Problem requirements:
Copy word for word every line from the start of the records through the line containing "data-label: 303 xyxy=(452,487,507,523)", including that line.

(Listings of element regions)
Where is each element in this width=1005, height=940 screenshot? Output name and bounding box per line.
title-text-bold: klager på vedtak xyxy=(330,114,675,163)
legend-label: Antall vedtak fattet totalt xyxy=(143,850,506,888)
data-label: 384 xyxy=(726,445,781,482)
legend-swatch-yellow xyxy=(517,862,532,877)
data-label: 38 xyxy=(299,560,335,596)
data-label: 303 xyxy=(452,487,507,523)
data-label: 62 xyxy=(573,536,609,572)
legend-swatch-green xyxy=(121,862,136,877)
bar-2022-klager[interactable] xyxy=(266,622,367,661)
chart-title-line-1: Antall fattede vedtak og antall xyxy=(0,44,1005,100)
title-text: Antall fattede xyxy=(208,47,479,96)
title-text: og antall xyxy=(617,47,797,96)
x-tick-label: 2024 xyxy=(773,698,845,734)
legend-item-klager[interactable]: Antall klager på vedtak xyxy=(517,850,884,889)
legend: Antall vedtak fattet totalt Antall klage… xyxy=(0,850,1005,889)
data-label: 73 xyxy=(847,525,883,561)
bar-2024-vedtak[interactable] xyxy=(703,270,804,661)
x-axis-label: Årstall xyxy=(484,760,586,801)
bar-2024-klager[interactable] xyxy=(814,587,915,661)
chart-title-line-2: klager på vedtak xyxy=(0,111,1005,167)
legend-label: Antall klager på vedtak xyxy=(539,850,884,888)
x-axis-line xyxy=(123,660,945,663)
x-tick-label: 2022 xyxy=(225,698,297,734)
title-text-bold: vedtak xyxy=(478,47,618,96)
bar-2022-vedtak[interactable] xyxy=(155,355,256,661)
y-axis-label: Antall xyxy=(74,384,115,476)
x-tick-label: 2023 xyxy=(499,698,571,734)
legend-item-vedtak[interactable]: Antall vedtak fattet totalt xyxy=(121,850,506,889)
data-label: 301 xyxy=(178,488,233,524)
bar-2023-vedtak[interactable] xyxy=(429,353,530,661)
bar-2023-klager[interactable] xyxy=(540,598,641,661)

Complete response:
Where is each element in this width=1005, height=940 screenshot? Output name and bounding box per line.
title-text-bold: klager på vedtak xyxy=(330,114,675,163)
legend-label: Antall vedtak fattet totalt xyxy=(143,850,506,888)
data-label: 384 xyxy=(726,445,781,482)
legend-swatch-yellow xyxy=(517,862,532,877)
data-label: 38 xyxy=(299,560,335,596)
data-label: 303 xyxy=(452,487,507,523)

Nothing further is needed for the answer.